**** Material shown

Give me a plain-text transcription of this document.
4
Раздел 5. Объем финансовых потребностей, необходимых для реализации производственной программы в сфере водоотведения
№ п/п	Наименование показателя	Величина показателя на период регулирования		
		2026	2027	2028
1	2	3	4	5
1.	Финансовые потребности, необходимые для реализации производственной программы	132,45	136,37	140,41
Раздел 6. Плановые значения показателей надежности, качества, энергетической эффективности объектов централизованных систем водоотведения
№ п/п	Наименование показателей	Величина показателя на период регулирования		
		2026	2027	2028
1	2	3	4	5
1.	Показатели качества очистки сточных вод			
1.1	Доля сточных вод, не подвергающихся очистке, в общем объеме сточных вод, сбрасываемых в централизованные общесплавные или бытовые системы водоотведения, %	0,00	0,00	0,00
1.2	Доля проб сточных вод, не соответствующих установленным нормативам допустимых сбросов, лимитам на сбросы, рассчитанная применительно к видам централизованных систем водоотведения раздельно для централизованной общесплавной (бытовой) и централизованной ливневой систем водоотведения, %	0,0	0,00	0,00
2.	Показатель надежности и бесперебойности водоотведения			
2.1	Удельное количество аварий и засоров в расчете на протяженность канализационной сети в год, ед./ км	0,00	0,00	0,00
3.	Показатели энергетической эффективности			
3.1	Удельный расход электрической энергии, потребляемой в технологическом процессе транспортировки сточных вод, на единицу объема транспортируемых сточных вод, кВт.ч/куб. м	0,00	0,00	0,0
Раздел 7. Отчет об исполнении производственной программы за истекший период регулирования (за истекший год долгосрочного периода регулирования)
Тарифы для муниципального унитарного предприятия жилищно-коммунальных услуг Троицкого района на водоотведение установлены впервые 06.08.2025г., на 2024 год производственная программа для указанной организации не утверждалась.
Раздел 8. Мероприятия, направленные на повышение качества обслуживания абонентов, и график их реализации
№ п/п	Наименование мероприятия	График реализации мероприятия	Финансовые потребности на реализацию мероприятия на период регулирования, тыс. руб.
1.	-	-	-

********

Exercise details: State only how many lines in the material include "производственной".

Reply to the task: 3